### [GIVEN DATA]
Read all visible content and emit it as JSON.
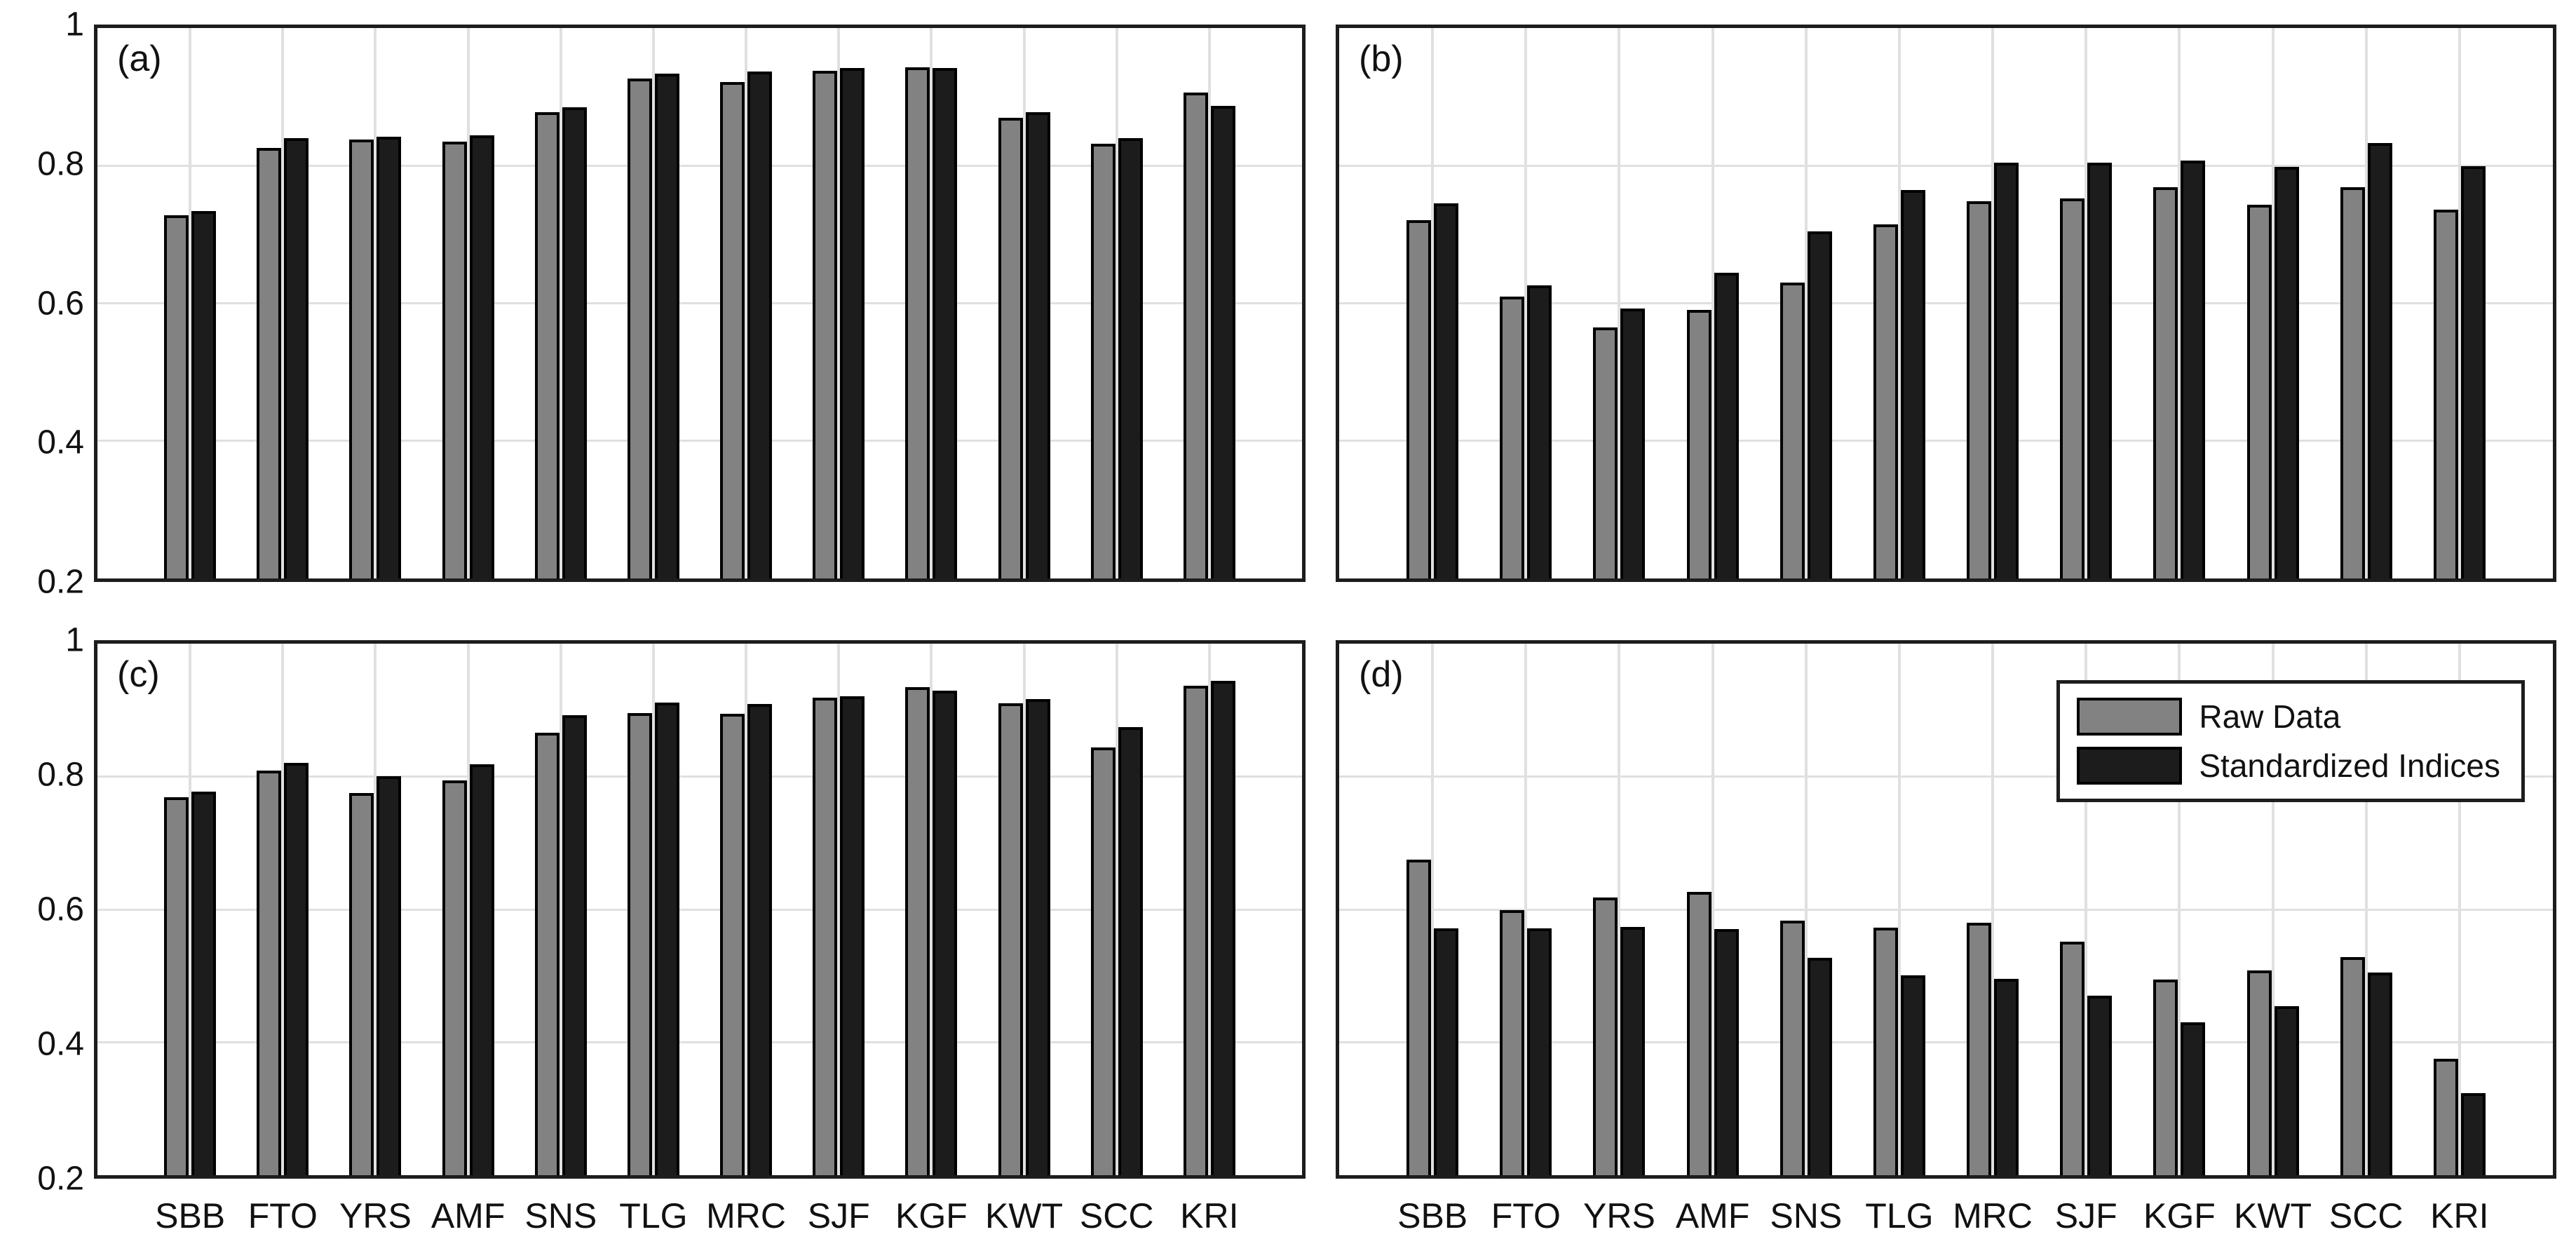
{
  "figure": {
    "background": "#ffffff"
  },
  "colors": {
    "raw_bar": "#828282",
    "standardized_bar": "#1c1c1c",
    "bar_edge": "#000000",
    "gridline": "#e0e0e0",
    "frame": "#1d1d1d",
    "text": "#111111"
  },
  "chart_data": [
    {
      "type": "bar",
      "panel_label": "(a)",
      "categories": [
        "SBB",
        "FTO",
        "YRS",
        "AMF",
        "SNS",
        "TLG",
        "MRC",
        "SJF",
        "KGF",
        "KWT",
        "SCC",
        "KRI"
      ],
      "series": [
        {
          "name": "Raw Data",
          "color": "#828282",
          "values": [
            0.728,
            0.826,
            0.838,
            0.835,
            0.878,
            0.927,
            0.922,
            0.938,
            0.943,
            0.87,
            0.832,
            0.906
          ]
        },
        {
          "name": "Standardized Indices",
          "color": "#1c1c1c",
          "values": [
            0.734,
            0.84,
            0.842,
            0.844,
            0.885,
            0.934,
            0.937,
            0.942,
            0.942,
            0.878,
            0.84,
            0.887
          ]
        }
      ],
      "ylim": [
        0.2,
        1
      ],
      "yticks": [
        1,
        0.8,
        0.6,
        0.4,
        0.2
      ],
      "ytick_labels": [
        "1",
        "0.8",
        "0.6",
        "0.4",
        "0.2"
      ],
      "grid": true,
      "show_y_tick_labels": true,
      "show_x_tick_labels": false,
      "legend_visible": false
    },
    {
      "type": "bar",
      "panel_label": "(b)",
      "categories": [
        "SBB",
        "FTO",
        "YRS",
        "AMF",
        "SNS",
        "TLG",
        "MRC",
        "SJF",
        "KGF",
        "KWT",
        "SCC",
        "KRI"
      ],
      "series": [
        {
          "name": "Raw Data",
          "color": "#828282",
          "values": [
            0.721,
            0.61,
            0.565,
            0.59,
            0.63,
            0.715,
            0.748,
            0.752,
            0.769,
            0.743,
            0.769,
            0.736
          ]
        },
        {
          "name": "Standardized Indices",
          "color": "#1c1c1c",
          "values": [
            0.745,
            0.626,
            0.592,
            0.644,
            0.704,
            0.765,
            0.804,
            0.804,
            0.807,
            0.798,
            0.833,
            0.799
          ]
        }
      ],
      "ylim": [
        0.2,
        1
      ],
      "yticks": [
        1,
        0.8,
        0.6,
        0.4,
        0.2
      ],
      "ytick_labels": [
        "1",
        "0.8",
        "0.6",
        "0.4",
        "0.2"
      ],
      "grid": true,
      "show_y_tick_labels": false,
      "show_x_tick_labels": false,
      "legend_visible": false
    },
    {
      "type": "bar",
      "panel_label": "(c)",
      "categories": [
        "SBB",
        "FTO",
        "YRS",
        "AMF",
        "SNS",
        "TLG",
        "MRC",
        "SJF",
        "KGF",
        "KWT",
        "SCC",
        "KRI"
      ],
      "series": [
        {
          "name": "Raw Data",
          "color": "#828282",
          "values": [
            0.769,
            0.809,
            0.775,
            0.794,
            0.866,
            0.896,
            0.895,
            0.919,
            0.935,
            0.91,
            0.844,
            0.937
          ]
        },
        {
          "name": "Standardized Indices",
          "color": "#1c1c1c",
          "values": [
            0.777,
            0.821,
            0.801,
            0.818,
            0.892,
            0.911,
            0.909,
            0.921,
            0.929,
            0.917,
            0.874,
            0.944
          ]
        }
      ],
      "ylim": [
        0.2,
        1
      ],
      "yticks": [
        1,
        0.8,
        0.6,
        0.4,
        0.2
      ],
      "ytick_labels": [
        "1",
        "0.8",
        "0.6",
        "0.4",
        "0.2"
      ],
      "grid": true,
      "show_y_tick_labels": true,
      "show_x_tick_labels": true,
      "legend_visible": false
    },
    {
      "type": "bar",
      "panel_label": "(d)",
      "categories": [
        "SBB",
        "FTO",
        "YRS",
        "AMF",
        "SNS",
        "TLG",
        "MRC",
        "SJF",
        "KGF",
        "KWT",
        "SCC",
        "KRI"
      ],
      "series": [
        {
          "name": "Raw Data",
          "color": "#828282",
          "values": [
            0.675,
            0.599,
            0.618,
            0.626,
            0.583,
            0.573,
            0.58,
            0.551,
            0.495,
            0.508,
            0.528,
            0.375
          ]
        },
        {
          "name": "Standardized Indices",
          "color": "#1c1c1c",
          "values": [
            0.571,
            0.571,
            0.574,
            0.57,
            0.527,
            0.501,
            0.496,
            0.47,
            0.43,
            0.454,
            0.505,
            0.324
          ]
        }
      ],
      "ylim": [
        0.2,
        1
      ],
      "yticks": [
        1,
        0.8,
        0.6,
        0.4,
        0.2
      ],
      "ytick_labels": [
        "1",
        "0.8",
        "0.6",
        "0.4",
        "0.2"
      ],
      "grid": true,
      "show_y_tick_labels": false,
      "show_x_tick_labels": true,
      "legend_visible": true,
      "legend_position": "northeast"
    }
  ]
}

### [EXERCISE DETAILS]
Copy out the listing exactly as it stands, but not the pictures.

### [EXPECTED ANSWER]
Read all visible content and emit it as JSON.
{
  "figure": {
    "background": "#ffffff"
  },
  "colors": {
    "raw_bar": "#828282",
    "standardized_bar": "#1c1c1c",
    "bar_edge": "#000000",
    "gridline": "#e0e0e0",
    "frame": "#1d1d1d",
    "text": "#111111"
  },
  "chart_data": [
    {
      "type": "bar",
      "panel_label": "(a)",
      "categories": [
        "SBB",
        "FTO",
        "YRS",
        "AMF",
        "SNS",
        "TLG",
        "MRC",
        "SJF",
        "KGF",
        "KWT",
        "SCC",
        "KRI"
      ],
      "series": [
        {
          "name": "Raw Data",
          "color": "#828282",
          "values": [
            0.728,
            0.826,
            0.838,
            0.835,
            0.878,
            0.927,
            0.922,
            0.938,
            0.943,
            0.87,
            0.832,
            0.906
          ]
        },
        {
          "name": "Standardized Indices",
          "color": "#1c1c1c",
          "values": [
            0.734,
            0.84,
            0.842,
            0.844,
            0.885,
            0.934,
            0.937,
            0.942,
            0.942,
            0.878,
            0.84,
            0.887
          ]
        }
      ],
      "ylim": [
        0.2,
        1
      ],
      "yticks": [
        1,
        0.8,
        0.6,
        0.4,
        0.2
      ],
      "ytick_labels": [
        "1",
        "0.8",
        "0.6",
        "0.4",
        "0.2"
      ],
      "grid": true,
      "show_y_tick_labels": true,
      "show_x_tick_labels": false,
      "legend_visible": false
    },
    {
      "type": "bar",
      "panel_label": "(b)",
      "categories": [
        "SBB",
        "FTO",
        "YRS",
        "AMF",
        "SNS",
        "TLG",
        "MRC",
        "SJF",
        "KGF",
        "KWT",
        "SCC",
        "KRI"
      ],
      "series": [
        {
          "name": "Raw Data",
          "color": "#828282",
          "values": [
            0.721,
            0.61,
            0.565,
            0.59,
            0.63,
            0.715,
            0.748,
            0.752,
            0.769,
            0.743,
            0.769,
            0.736
          ]
        },
        {
          "name": "Standardized Indices",
          "color": "#1c1c1c",
          "values": [
            0.745,
            0.626,
            0.592,
            0.644,
            0.704,
            0.765,
            0.804,
            0.804,
            0.807,
            0.798,
            0.833,
            0.799
          ]
        }
      ],
      "ylim": [
        0.2,
        1
      ],
      "yticks": [
        1,
        0.8,
        0.6,
        0.4,
        0.2
      ],
      "ytick_labels": [
        "1",
        "0.8",
        "0.6",
        "0.4",
        "0.2"
      ],
      "grid": true,
      "show_y_tick_labels": false,
      "show_x_tick_labels": false,
      "legend_visible": false
    },
    {
      "type": "bar",
      "panel_label": "(c)",
      "categories": [
        "SBB",
        "FTO",
        "YRS",
        "AMF",
        "SNS",
        "TLG",
        "MRC",
        "SJF",
        "KGF",
        "KWT",
        "SCC",
        "KRI"
      ],
      "series": [
        {
          "name": "Raw Data",
          "color": "#828282",
          "values": [
            0.769,
            0.809,
            0.775,
            0.794,
            0.866,
            0.896,
            0.895,
            0.919,
            0.935,
            0.91,
            0.844,
            0.937
          ]
        },
        {
          "name": "Standardized Indices",
          "color": "#1c1c1c",
          "values": [
            0.777,
            0.821,
            0.801,
            0.818,
            0.892,
            0.911,
            0.909,
            0.921,
            0.929,
            0.917,
            0.874,
            0.944
          ]
        }
      ],
      "ylim": [
        0.2,
        1
      ],
      "yticks": [
        1,
        0.8,
        0.6,
        0.4,
        0.2
      ],
      "ytick_labels": [
        "1",
        "0.8",
        "0.6",
        "0.4",
        "0.2"
      ],
      "grid": true,
      "show_y_tick_labels": true,
      "show_x_tick_labels": true,
      "legend_visible": false
    },
    {
      "type": "bar",
      "panel_label": "(d)",
      "categories": [
        "SBB",
        "FTO",
        "YRS",
        "AMF",
        "SNS",
        "TLG",
        "MRC",
        "SJF",
        "KGF",
        "KWT",
        "SCC",
        "KRI"
      ],
      "series": [
        {
          "name": "Raw Data",
          "color": "#828282",
          "values": [
            0.675,
            0.599,
            0.618,
            0.626,
            0.583,
            0.573,
            0.58,
            0.551,
            0.495,
            0.508,
            0.528,
            0.375
          ]
        },
        {
          "name": "Standardized Indices",
          "color": "#1c1c1c",
          "values": [
            0.571,
            0.571,
            0.574,
            0.57,
            0.527,
            0.501,
            0.496,
            0.47,
            0.43,
            0.454,
            0.505,
            0.324
          ]
        }
      ],
      "ylim": [
        0.2,
        1
      ],
      "yticks": [
        1,
        0.8,
        0.6,
        0.4,
        0.2
      ],
      "ytick_labels": [
        "1",
        "0.8",
        "0.6",
        "0.4",
        "0.2"
      ],
      "grid": true,
      "show_y_tick_labels": false,
      "show_x_tick_labels": true,
      "legend_visible": true,
      "legend_position": "northeast"
    }
  ]
}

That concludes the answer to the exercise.